[Data items]
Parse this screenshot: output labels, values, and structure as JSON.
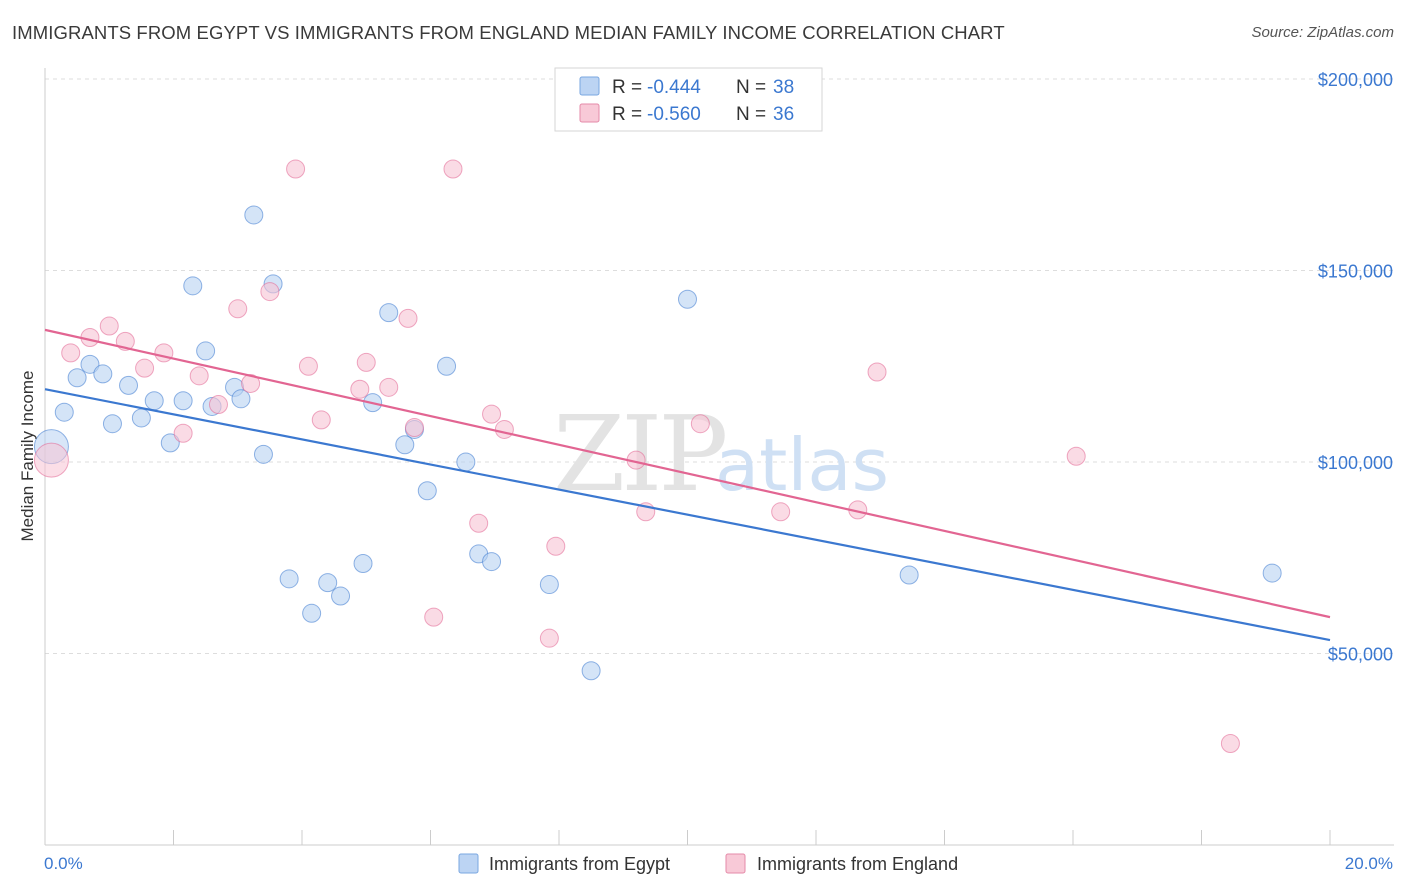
{
  "title": "IMMIGRANTS FROM EGYPT VS IMMIGRANTS FROM ENGLAND MEDIAN FAMILY INCOME CORRELATION CHART",
  "source": "Source: ZipAtlas.com",
  "watermark": {
    "zip": "ZIP",
    "atlas": "atlas"
  },
  "legend": {
    "rows": [
      {
        "r_label": "R =",
        "r_value": "-0.444",
        "n_label": "N =",
        "n_value": "38",
        "color": "#a9c8ef"
      },
      {
        "r_label": "R =",
        "r_value": "-0.560",
        "n_label": "N =",
        "n_value": "36",
        "color": "#f5b8cb"
      }
    ]
  },
  "bottom_legend": [
    "Immigrants from Egypt",
    "Immigrants from England"
  ],
  "chart_data": {
    "type": "scatter",
    "title": "IMMIGRANTS FROM EGYPT VS IMMIGRANTS FROM ENGLAND MEDIAN FAMILY INCOME CORRELATION CHART",
    "xlabel": "",
    "ylabel": "Median Family Income",
    "xlim": [
      0,
      20
    ],
    "ylim": [
      0,
      200000
    ],
    "x_tick_labels": [
      "0.0%",
      "20.0%"
    ],
    "y_ticks": [
      50000,
      100000,
      150000,
      200000
    ],
    "y_tick_labels": [
      "$50,000",
      "$100,000",
      "$150,000",
      "$200,000"
    ],
    "grid": true,
    "series": [
      {
        "name": "Immigrants from Egypt",
        "color": "#3b78d0",
        "fill": "#b8d2f2",
        "trend": {
          "x": [
            0,
            20
          ],
          "y": [
            119000,
            53500
          ]
        },
        "points": [
          {
            "x": 0.1,
            "y": 104000,
            "big": true
          },
          {
            "x": 0.3,
            "y": 113000
          },
          {
            "x": 0.5,
            "y": 122000
          },
          {
            "x": 0.7,
            "y": 125500
          },
          {
            "x": 0.9,
            "y": 123000
          },
          {
            "x": 1.05,
            "y": 110000
          },
          {
            "x": 1.3,
            "y": 120000
          },
          {
            "x": 1.5,
            "y": 111500
          },
          {
            "x": 1.7,
            "y": 116000
          },
          {
            "x": 1.95,
            "y": 105000
          },
          {
            "x": 2.15,
            "y": 116000
          },
          {
            "x": 2.3,
            "y": 146000
          },
          {
            "x": 2.5,
            "y": 129000
          },
          {
            "x": 2.6,
            "y": 114500
          },
          {
            "x": 2.95,
            "y": 119500
          },
          {
            "x": 3.05,
            "y": 116500
          },
          {
            "x": 3.25,
            "y": 164500
          },
          {
            "x": 3.4,
            "y": 102000
          },
          {
            "x": 3.55,
            "y": 146500
          },
          {
            "x": 3.8,
            "y": 69500
          },
          {
            "x": 4.15,
            "y": 60500
          },
          {
            "x": 4.4,
            "y": 68500
          },
          {
            "x": 4.6,
            "y": 65000
          },
          {
            "x": 4.95,
            "y": 73500
          },
          {
            "x": 5.1,
            "y": 115500
          },
          {
            "x": 5.35,
            "y": 139000
          },
          {
            "x": 5.6,
            "y": 104500
          },
          {
            "x": 5.75,
            "y": 108500
          },
          {
            "x": 5.95,
            "y": 92500
          },
          {
            "x": 6.25,
            "y": 125000
          },
          {
            "x": 6.55,
            "y": 100000
          },
          {
            "x": 6.75,
            "y": 76000
          },
          {
            "x": 6.95,
            "y": 74000
          },
          {
            "x": 7.85,
            "y": 68000
          },
          {
            "x": 8.5,
            "y": 45500
          },
          {
            "x": 10.0,
            "y": 142500
          },
          {
            "x": 13.45,
            "y": 70500
          },
          {
            "x": 19.1,
            "y": 71000
          }
        ]
      },
      {
        "name": "Immigrants from England",
        "color": "#e26592",
        "fill": "#f7c3d3",
        "trend": {
          "x": [
            0,
            20
          ],
          "y": [
            134500,
            59500
          ]
        },
        "points": [
          {
            "x": 0.1,
            "y": 100500,
            "big": true
          },
          {
            "x": 0.4,
            "y": 128500
          },
          {
            "x": 0.7,
            "y": 132500
          },
          {
            "x": 1.0,
            "y": 135500
          },
          {
            "x": 1.25,
            "y": 131500
          },
          {
            "x": 1.55,
            "y": 124500
          },
          {
            "x": 1.85,
            "y": 128500
          },
          {
            "x": 2.15,
            "y": 107500
          },
          {
            "x": 2.4,
            "y": 122500
          },
          {
            "x": 2.7,
            "y": 115000
          },
          {
            "x": 3.0,
            "y": 140000
          },
          {
            "x": 3.2,
            "y": 120500
          },
          {
            "x": 3.5,
            "y": 144500
          },
          {
            "x": 3.9,
            "y": 176500
          },
          {
            "x": 4.1,
            "y": 125000
          },
          {
            "x": 4.3,
            "y": 111000
          },
          {
            "x": 4.9,
            "y": 119000
          },
          {
            "x": 5.0,
            "y": 126000
          },
          {
            "x": 5.35,
            "y": 119500
          },
          {
            "x": 5.65,
            "y": 137500
          },
          {
            "x": 5.75,
            "y": 109000
          },
          {
            "x": 6.05,
            "y": 59500
          },
          {
            "x": 6.35,
            "y": 176500
          },
          {
            "x": 6.75,
            "y": 84000
          },
          {
            "x": 6.95,
            "y": 112500
          },
          {
            "x": 7.15,
            "y": 108500
          },
          {
            "x": 7.85,
            "y": 54000
          },
          {
            "x": 7.95,
            "y": 78000
          },
          {
            "x": 9.2,
            "y": 100500
          },
          {
            "x": 9.35,
            "y": 87000
          },
          {
            "x": 10.2,
            "y": 110000
          },
          {
            "x": 11.45,
            "y": 87000
          },
          {
            "x": 12.65,
            "y": 87500
          },
          {
            "x": 12.95,
            "y": 123500
          },
          {
            "x": 16.05,
            "y": 101500
          },
          {
            "x": 18.45,
            "y": 26500
          }
        ]
      }
    ]
  }
}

▶ **REQUIRED TASK**: Repeat the data exactly, excluding the pictures.

▶ **SOLUTION FOR THIS TASK**:
Parse this screenshot: output labels, values, and structure as JSON.
{
  "title": "IMMIGRANTS FROM EGYPT VS IMMIGRANTS FROM ENGLAND MEDIAN FAMILY INCOME CORRELATION CHART",
  "source": "Source: ZipAtlas.com",
  "watermark": {
    "zip": "ZIP",
    "atlas": "atlas"
  },
  "legend": {
    "rows": [
      {
        "r_label": "R =",
        "r_value": "-0.444",
        "n_label": "N =",
        "n_value": "38",
        "color": "#a9c8ef"
      },
      {
        "r_label": "R =",
        "r_value": "-0.560",
        "n_label": "N =",
        "n_value": "36",
        "color": "#f5b8cb"
      }
    ]
  },
  "bottom_legend": [
    "Immigrants from Egypt",
    "Immigrants from England"
  ],
  "chart_data": {
    "type": "scatter",
    "title": "IMMIGRANTS FROM EGYPT VS IMMIGRANTS FROM ENGLAND MEDIAN FAMILY INCOME CORRELATION CHART",
    "xlabel": "",
    "ylabel": "Median Family Income",
    "xlim": [
      0,
      20
    ],
    "ylim": [
      0,
      200000
    ],
    "x_tick_labels": [
      "0.0%",
      "20.0%"
    ],
    "y_ticks": [
      50000,
      100000,
      150000,
      200000
    ],
    "y_tick_labels": [
      "$50,000",
      "$100,000",
      "$150,000",
      "$200,000"
    ],
    "grid": true,
    "series": [
      {
        "name": "Immigrants from Egypt",
        "color": "#3b78d0",
        "fill": "#b8d2f2",
        "trend": {
          "x": [
            0,
            20
          ],
          "y": [
            119000,
            53500
          ]
        },
        "points": [
          {
            "x": 0.1,
            "y": 104000,
            "big": true
          },
          {
            "x": 0.3,
            "y": 113000
          },
          {
            "x": 0.5,
            "y": 122000
          },
          {
            "x": 0.7,
            "y": 125500
          },
          {
            "x": 0.9,
            "y": 123000
          },
          {
            "x": 1.05,
            "y": 110000
          },
          {
            "x": 1.3,
            "y": 120000
          },
          {
            "x": 1.5,
            "y": 111500
          },
          {
            "x": 1.7,
            "y": 116000
          },
          {
            "x": 1.95,
            "y": 105000
          },
          {
            "x": 2.15,
            "y": 116000
          },
          {
            "x": 2.3,
            "y": 146000
          },
          {
            "x": 2.5,
            "y": 129000
          },
          {
            "x": 2.6,
            "y": 114500
          },
          {
            "x": 2.95,
            "y": 119500
          },
          {
            "x": 3.05,
            "y": 116500
          },
          {
            "x": 3.25,
            "y": 164500
          },
          {
            "x": 3.4,
            "y": 102000
          },
          {
            "x": 3.55,
            "y": 146500
          },
          {
            "x": 3.8,
            "y": 69500
          },
          {
            "x": 4.15,
            "y": 60500
          },
          {
            "x": 4.4,
            "y": 68500
          },
          {
            "x": 4.6,
            "y": 65000
          },
          {
            "x": 4.95,
            "y": 73500
          },
          {
            "x": 5.1,
            "y": 115500
          },
          {
            "x": 5.35,
            "y": 139000
          },
          {
            "x": 5.6,
            "y": 104500
          },
          {
            "x": 5.75,
            "y": 108500
          },
          {
            "x": 5.95,
            "y": 92500
          },
          {
            "x": 6.25,
            "y": 125000
          },
          {
            "x": 6.55,
            "y": 100000
          },
          {
            "x": 6.75,
            "y": 76000
          },
          {
            "x": 6.95,
            "y": 74000
          },
          {
            "x": 7.85,
            "y": 68000
          },
          {
            "x": 8.5,
            "y": 45500
          },
          {
            "x": 10.0,
            "y": 142500
          },
          {
            "x": 13.45,
            "y": 70500
          },
          {
            "x": 19.1,
            "y": 71000
          }
        ]
      },
      {
        "name": "Immigrants from England",
        "color": "#e26592",
        "fill": "#f7c3d3",
        "trend": {
          "x": [
            0,
            20
          ],
          "y": [
            134500,
            59500
          ]
        },
        "points": [
          {
            "x": 0.1,
            "y": 100500,
            "big": true
          },
          {
            "x": 0.4,
            "y": 128500
          },
          {
            "x": 0.7,
            "y": 132500
          },
          {
            "x": 1.0,
            "y": 135500
          },
          {
            "x": 1.25,
            "y": 131500
          },
          {
            "x": 1.55,
            "y": 124500
          },
          {
            "x": 1.85,
            "y": 128500
          },
          {
            "x": 2.15,
            "y": 107500
          },
          {
            "x": 2.4,
            "y": 122500
          },
          {
            "x": 2.7,
            "y": 115000
          },
          {
            "x": 3.0,
            "y": 140000
          },
          {
            "x": 3.2,
            "y": 120500
          },
          {
            "x": 3.5,
            "y": 144500
          },
          {
            "x": 3.9,
            "y": 176500
          },
          {
            "x": 4.1,
            "y": 125000
          },
          {
            "x": 4.3,
            "y": 111000
          },
          {
            "x": 4.9,
            "y": 119000
          },
          {
            "x": 5.0,
            "y": 126000
          },
          {
            "x": 5.35,
            "y": 119500
          },
          {
            "x": 5.65,
            "y": 137500
          },
          {
            "x": 5.75,
            "y": 109000
          },
          {
            "x": 6.05,
            "y": 59500
          },
          {
            "x": 6.35,
            "y": 176500
          },
          {
            "x": 6.75,
            "y": 84000
          },
          {
            "x": 6.95,
            "y": 112500
          },
          {
            "x": 7.15,
            "y": 108500
          },
          {
            "x": 7.85,
            "y": 54000
          },
          {
            "x": 7.95,
            "y": 78000
          },
          {
            "x": 9.2,
            "y": 100500
          },
          {
            "x": 9.35,
            "y": 87000
          },
          {
            "x": 10.2,
            "y": 110000
          },
          {
            "x": 11.45,
            "y": 87000
          },
          {
            "x": 12.65,
            "y": 87500
          },
          {
            "x": 12.95,
            "y": 123500
          },
          {
            "x": 16.05,
            "y": 101500
          },
          {
            "x": 18.45,
            "y": 26500
          }
        ]
      }
    ]
  }
}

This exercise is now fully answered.